DIRECTIONS FOR THIS TASK
Report how many lines hold the word "annotation"; answer with the number alone.

EXERCISE DATA
-- START --
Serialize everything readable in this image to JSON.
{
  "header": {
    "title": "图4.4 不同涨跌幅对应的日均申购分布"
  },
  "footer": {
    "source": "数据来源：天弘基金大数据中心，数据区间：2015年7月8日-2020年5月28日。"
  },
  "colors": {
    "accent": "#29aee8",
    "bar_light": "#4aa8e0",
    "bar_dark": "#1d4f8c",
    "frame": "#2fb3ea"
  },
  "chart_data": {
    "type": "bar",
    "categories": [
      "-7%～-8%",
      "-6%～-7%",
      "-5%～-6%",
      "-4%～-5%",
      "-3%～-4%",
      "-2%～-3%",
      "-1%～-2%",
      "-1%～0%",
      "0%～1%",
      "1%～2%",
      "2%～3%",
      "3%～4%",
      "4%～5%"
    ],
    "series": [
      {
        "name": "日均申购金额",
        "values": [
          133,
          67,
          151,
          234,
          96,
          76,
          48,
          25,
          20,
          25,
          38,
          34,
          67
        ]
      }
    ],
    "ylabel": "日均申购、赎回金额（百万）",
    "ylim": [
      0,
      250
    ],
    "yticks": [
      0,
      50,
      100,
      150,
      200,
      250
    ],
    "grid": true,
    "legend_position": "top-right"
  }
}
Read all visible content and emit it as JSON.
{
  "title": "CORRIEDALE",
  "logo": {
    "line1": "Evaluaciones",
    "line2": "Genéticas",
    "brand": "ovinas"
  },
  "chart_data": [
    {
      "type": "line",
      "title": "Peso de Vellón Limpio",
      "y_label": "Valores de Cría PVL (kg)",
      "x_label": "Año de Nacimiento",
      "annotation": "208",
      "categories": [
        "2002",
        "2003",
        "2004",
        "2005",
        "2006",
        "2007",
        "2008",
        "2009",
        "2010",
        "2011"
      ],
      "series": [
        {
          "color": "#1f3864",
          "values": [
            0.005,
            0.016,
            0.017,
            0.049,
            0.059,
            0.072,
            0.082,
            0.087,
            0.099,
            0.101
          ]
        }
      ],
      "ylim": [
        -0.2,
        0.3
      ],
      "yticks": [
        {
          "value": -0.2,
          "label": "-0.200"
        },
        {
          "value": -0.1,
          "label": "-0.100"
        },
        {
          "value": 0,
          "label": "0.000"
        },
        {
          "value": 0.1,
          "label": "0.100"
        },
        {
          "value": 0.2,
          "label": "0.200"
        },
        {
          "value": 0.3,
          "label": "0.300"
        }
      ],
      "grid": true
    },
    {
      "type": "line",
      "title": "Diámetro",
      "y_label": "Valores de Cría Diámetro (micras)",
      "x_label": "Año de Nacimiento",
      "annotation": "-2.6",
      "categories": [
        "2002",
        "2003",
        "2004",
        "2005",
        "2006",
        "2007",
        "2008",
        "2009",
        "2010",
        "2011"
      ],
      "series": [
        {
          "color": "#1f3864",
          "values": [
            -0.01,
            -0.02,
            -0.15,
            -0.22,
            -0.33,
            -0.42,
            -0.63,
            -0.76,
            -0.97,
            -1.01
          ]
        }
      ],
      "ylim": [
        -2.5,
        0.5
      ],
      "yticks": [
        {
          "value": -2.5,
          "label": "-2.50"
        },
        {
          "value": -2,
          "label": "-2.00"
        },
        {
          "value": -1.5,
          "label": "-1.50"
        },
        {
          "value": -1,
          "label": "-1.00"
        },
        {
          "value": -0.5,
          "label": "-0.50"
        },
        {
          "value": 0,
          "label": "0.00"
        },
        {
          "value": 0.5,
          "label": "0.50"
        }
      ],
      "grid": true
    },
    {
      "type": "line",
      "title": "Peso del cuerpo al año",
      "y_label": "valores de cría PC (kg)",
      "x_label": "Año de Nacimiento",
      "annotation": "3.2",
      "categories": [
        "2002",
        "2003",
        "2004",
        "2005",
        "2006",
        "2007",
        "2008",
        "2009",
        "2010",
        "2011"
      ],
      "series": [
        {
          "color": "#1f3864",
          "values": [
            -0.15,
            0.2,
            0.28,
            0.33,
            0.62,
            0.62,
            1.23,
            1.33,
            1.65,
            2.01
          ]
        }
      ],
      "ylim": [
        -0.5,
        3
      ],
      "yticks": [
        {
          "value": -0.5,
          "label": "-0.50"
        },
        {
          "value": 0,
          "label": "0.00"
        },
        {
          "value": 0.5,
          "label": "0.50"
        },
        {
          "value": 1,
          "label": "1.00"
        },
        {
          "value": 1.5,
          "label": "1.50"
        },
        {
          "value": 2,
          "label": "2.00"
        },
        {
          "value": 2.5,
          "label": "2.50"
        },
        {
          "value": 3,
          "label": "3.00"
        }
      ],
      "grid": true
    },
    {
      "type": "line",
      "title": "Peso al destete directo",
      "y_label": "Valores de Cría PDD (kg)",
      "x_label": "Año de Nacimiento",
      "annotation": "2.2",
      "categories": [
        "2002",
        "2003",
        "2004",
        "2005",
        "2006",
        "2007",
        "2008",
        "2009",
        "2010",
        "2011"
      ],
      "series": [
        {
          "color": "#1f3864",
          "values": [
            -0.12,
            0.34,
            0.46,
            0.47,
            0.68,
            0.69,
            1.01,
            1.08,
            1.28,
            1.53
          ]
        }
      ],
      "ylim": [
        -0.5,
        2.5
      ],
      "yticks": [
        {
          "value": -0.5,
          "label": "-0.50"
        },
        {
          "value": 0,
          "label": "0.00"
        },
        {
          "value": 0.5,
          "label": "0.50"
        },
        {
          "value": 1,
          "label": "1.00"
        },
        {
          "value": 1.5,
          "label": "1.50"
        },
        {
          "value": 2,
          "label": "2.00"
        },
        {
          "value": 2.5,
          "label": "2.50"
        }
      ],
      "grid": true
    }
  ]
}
-- END --
SOLUTION BELOW
4